» **GIVEN RECORDS**
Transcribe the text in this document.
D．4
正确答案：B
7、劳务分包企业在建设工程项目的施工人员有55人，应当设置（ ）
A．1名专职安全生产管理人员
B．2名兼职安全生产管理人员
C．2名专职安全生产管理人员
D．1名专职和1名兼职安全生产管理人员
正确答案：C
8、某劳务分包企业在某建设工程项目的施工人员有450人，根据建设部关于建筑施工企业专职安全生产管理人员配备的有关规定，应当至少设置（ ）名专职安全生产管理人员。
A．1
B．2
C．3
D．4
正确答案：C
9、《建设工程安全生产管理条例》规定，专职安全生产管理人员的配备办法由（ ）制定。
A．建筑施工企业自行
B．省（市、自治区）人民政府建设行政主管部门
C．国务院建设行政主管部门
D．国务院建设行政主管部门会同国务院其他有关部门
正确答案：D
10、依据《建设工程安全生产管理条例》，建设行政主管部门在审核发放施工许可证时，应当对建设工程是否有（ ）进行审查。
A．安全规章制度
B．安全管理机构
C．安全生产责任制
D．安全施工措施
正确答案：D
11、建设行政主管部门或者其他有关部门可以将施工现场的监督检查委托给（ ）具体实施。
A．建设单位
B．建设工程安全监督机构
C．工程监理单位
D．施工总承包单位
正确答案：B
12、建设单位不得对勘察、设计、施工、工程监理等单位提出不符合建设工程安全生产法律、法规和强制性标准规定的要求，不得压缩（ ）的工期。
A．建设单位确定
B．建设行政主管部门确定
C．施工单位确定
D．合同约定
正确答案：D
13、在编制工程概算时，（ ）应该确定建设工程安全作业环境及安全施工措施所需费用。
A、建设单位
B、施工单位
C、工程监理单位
--
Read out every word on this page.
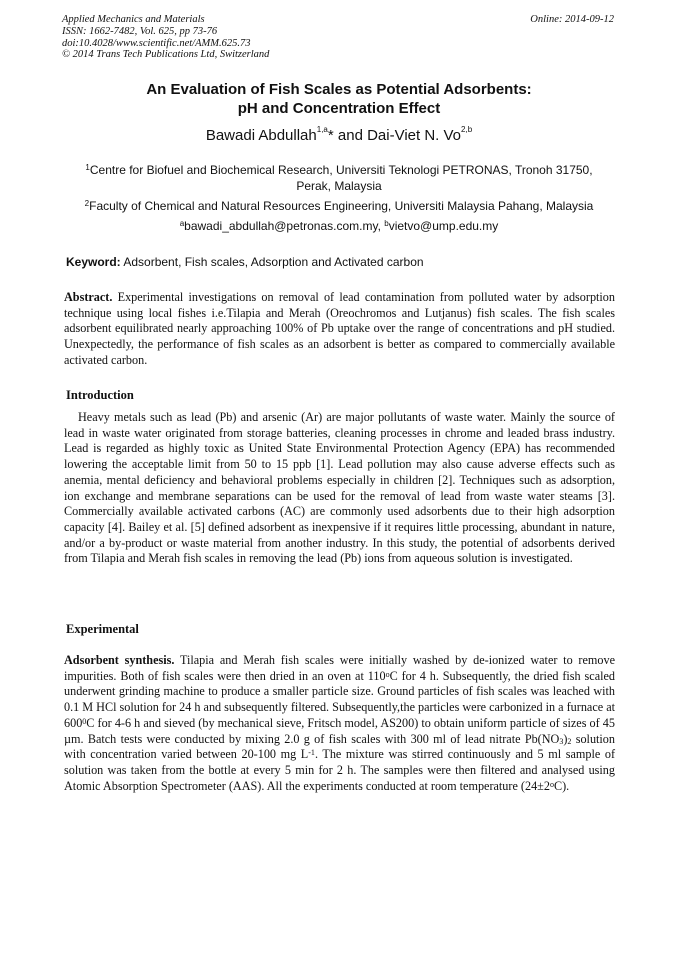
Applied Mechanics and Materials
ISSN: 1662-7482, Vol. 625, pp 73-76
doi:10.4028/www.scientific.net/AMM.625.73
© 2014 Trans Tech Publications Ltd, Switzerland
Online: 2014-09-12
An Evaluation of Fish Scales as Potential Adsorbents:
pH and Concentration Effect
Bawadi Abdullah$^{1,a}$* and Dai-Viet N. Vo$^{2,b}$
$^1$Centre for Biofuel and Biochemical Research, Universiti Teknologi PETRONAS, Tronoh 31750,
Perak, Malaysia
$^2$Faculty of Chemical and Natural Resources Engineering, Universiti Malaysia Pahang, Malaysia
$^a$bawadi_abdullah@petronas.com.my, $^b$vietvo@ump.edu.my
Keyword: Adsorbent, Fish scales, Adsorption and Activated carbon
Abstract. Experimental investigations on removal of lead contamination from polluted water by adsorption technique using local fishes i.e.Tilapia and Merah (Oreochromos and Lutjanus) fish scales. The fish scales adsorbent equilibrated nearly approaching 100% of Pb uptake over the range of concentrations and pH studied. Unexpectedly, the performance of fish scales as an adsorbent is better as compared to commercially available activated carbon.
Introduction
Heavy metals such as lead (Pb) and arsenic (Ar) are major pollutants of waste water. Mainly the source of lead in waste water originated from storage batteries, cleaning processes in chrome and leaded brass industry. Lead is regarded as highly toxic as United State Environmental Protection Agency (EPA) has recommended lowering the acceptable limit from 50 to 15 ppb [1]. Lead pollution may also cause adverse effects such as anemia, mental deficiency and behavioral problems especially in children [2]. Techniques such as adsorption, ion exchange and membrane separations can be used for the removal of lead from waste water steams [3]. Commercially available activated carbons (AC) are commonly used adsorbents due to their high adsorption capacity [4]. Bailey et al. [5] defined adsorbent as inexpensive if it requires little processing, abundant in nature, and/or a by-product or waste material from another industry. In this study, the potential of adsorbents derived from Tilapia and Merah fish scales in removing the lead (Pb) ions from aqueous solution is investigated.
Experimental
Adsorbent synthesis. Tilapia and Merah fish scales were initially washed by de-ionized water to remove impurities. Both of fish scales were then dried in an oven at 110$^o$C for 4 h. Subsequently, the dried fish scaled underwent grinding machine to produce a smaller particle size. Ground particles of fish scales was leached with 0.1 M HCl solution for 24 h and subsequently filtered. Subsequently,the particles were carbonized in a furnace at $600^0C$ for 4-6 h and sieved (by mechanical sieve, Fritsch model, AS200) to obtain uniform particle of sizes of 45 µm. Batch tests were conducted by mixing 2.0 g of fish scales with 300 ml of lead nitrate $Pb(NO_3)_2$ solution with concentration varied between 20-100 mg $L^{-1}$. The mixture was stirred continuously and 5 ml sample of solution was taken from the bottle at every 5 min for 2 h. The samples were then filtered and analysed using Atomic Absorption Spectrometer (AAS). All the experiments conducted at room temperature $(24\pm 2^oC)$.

» **WHAT THE TASK ASKS**
Collect from the data above every line that includes "Malaysia".

» **EXERCISE OUTPUT**
Perak, Malaysia
$^2$Faculty of Chemical and Natural Resources Engineering, Universiti Malaysia Pahang, Malaysia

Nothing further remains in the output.